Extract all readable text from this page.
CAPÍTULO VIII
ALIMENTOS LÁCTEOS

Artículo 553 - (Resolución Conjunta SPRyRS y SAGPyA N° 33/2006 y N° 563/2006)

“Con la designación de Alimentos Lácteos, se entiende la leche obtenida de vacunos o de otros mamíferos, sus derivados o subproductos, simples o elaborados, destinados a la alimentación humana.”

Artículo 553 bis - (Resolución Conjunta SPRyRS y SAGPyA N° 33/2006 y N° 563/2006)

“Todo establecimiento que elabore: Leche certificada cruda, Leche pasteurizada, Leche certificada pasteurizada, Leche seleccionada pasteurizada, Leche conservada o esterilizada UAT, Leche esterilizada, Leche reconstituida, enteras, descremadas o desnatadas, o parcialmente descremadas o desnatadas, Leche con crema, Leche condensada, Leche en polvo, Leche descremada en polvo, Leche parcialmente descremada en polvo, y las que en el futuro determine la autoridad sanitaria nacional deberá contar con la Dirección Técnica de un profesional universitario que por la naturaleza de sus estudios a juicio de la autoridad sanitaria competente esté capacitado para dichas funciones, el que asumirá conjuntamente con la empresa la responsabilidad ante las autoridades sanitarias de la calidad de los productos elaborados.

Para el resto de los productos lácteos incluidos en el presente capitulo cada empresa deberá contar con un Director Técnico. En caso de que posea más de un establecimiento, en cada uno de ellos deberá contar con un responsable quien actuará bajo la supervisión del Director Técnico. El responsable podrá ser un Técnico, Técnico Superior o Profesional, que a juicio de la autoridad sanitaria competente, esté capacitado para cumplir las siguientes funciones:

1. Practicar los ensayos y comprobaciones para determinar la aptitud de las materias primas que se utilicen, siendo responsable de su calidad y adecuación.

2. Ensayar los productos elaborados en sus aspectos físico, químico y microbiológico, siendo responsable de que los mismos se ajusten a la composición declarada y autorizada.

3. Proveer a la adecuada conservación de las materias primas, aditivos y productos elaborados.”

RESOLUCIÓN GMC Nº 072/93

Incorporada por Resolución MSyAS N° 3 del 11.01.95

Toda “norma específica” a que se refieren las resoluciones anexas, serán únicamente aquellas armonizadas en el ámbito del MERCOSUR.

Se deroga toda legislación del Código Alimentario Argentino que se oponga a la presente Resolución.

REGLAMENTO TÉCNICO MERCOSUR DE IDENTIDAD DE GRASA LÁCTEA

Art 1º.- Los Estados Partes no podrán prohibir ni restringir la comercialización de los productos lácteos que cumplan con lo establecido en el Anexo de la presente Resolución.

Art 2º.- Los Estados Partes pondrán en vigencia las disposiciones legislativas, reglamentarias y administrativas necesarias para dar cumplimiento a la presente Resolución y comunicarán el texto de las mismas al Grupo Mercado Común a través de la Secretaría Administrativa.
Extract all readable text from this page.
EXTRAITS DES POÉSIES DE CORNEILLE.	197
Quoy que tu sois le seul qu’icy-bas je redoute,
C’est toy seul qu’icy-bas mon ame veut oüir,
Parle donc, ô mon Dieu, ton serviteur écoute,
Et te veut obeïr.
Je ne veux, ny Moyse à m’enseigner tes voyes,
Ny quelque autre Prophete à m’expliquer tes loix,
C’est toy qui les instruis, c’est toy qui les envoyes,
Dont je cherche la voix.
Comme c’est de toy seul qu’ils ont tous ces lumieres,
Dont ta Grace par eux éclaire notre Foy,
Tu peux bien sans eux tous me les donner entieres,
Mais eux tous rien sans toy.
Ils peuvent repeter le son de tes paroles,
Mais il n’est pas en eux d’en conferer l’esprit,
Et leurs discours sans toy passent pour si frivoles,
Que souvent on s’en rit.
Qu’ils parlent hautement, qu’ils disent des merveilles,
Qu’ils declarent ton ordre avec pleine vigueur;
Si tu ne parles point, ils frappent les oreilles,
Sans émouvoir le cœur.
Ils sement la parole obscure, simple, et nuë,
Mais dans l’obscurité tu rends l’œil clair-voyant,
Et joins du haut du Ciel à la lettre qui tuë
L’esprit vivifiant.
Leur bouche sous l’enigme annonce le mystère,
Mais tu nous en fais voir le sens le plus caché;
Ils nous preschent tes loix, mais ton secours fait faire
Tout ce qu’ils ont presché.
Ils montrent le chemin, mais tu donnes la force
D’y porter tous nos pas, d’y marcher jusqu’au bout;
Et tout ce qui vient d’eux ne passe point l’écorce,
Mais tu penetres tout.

◇ ◇ ◇ ◇

TASK TO CARRY OUT. Print out the whole listing exactly as it appears.

ANSWER FOR THE TASK.
Extract all readable text from this page.
CAPÍTULO VIII
ALIMENTOS LÁCTEOS

Artículo 553 - (Resolución Conjunta SPRyRS y SAGPyA N° 33/2006 y N° 563/2006)

“Con la designación de Alimentos Lácteos, se entiende la leche obtenida de vacunos o de otros mamíferos, sus derivados o subproductos, simples o elaborados, destinados a la alimentación humana.”

Artículo 553 bis - (Resolución Conjunta SPRyRS y SAGPyA N° 33/2006 y N° 563/2006)

“Todo establecimiento que elabore: Leche certificada cruda, Leche pasteurizada, Leche certificada pasteurizada, Leche seleccionada pasteurizada, Leche conservada o esterilizada UAT, Leche esterilizada, Leche reconstituida, enteras, descremadas o desnatadas, o parcialmente descremadas o desnatadas, Leche con crema, Leche condensada, Leche en polvo, Leche descremada en polvo, Leche parcialmente descremada en polvo, y las que en el futuro determine la autoridad sanitaria nacional deberá contar con la Dirección Técnica de un profesional universitario que por la naturaleza de sus estudios a juicio de la autoridad sanitaria competente esté capacitado para dichas funciones, el que asumirá conjuntamente con la empresa la responsabilidad ante las autoridades sanitarias de la calidad de los productos elaborados.

Para el resto de los productos lácteos incluidos en el presente capitulo cada empresa deberá contar con un Director Técnico. En caso de que posea más de un establecimiento, en cada uno de ellos deberá contar con un responsable quien actuará bajo la supervisión del Director Técnico. El responsable podrá ser un Técnico, Técnico Superior o Profesional, que a juicio de la autoridad sanitaria competente, esté capacitado para cumplir las siguientes funciones:

1. Practicar los ensayos y comprobaciones para determinar la aptitud de las materias primas que se utilicen, siendo responsable de su calidad y adecuación.

2. Ensayar los productos elaborados en sus aspectos físico, químico y microbiológico, siendo responsable de que los mismos se ajusten a la composición declarada y autorizada.

3. Proveer a la adecuada conservación de las materias primas, aditivos y productos elaborados.”

RESOLUCIÓN GMC Nº 072/93

Incorporada por Resolución MSyAS N° 3 del 11.01.95

Toda “norma específica” a que se refieren las resoluciones anexas, serán únicamente aquellas armonizadas en el ámbito del MERCOSUR.

Se deroga toda legislación del Código Alimentario Argentino que se oponga a la presente Resolución.

REGLAMENTO TÉCNICO MERCOSUR DE IDENTIDAD DE GRASA LÁCTEA

Art 1º.- Los Estados Partes no podrán prohibir ni restringir la comercialización de los productos lácteos que cumplan con lo establecido en el Anexo de la presente Resolución.

Art 2º.- Los Estados Partes pondrán en vigencia las disposiciones legislativas, reglamentarias y administrativas necesarias para dar cumplimiento a la presente Resolución y comunicarán el texto de las mismas al Grupo Mercado Común a través de la Secretaría Administrativa.
Extract all readable text from this page.
EXTRAITS DES POÉSIES DE CORNEILLE.	197
Quoy que tu sois le seul qu’icy-bas je redoute,
C’est toy seul qu’icy-bas mon ame veut oüir,
Parle donc, ô mon Dieu, ton serviteur écoute,
Et te veut obeïr.
Je ne veux, ny Moyse à m’enseigner tes voyes,
Ny quelque autre Prophete à m’expliquer tes loix,
C’est toy qui les instruis, c’est toy qui les envoyes,
Dont je cherche la voix.
Comme c’est de toy seul qu’ils ont tous ces lumieres,
Dont ta Grace par eux éclaire notre Foy,
Tu peux bien sans eux tous me les donner entieres,
Mais eux tous rien sans toy.
Ils peuvent repeter le son de tes paroles,
Mais il n’est pas en eux d’en conferer l’esprit,
Et leurs discours sans toy passent pour si frivoles,
Que souvent on s’en rit.
Qu’ils parlent hautement, qu’ils disent des merveilles,
Qu’ils declarent ton ordre avec pleine vigueur;
Si tu ne parles point, ils frappent les oreilles,
Sans émouvoir le cœur.
Ils sement la parole obscure, simple, et nuë,
Mais dans l’obscurité tu rends l’œil clair-voyant,
Et joins du haut du Ciel à la lettre qui tuë
L’esprit vivifiant.
Leur bouche sous l’enigme annonce le mystère,
Mais tu nous en fais voir le sens le plus caché;
Ils nous preschent tes loix, mais ton secours fait faire
Tout ce qu’ils ont presché.
Ils montrent le chemin, mais tu donnes la force
D’y porter tous nos pas, d’y marcher jusqu’au bout;
Et tout ce qui vient d’eux ne passe point l’écorce,
Mais tu penetres tout.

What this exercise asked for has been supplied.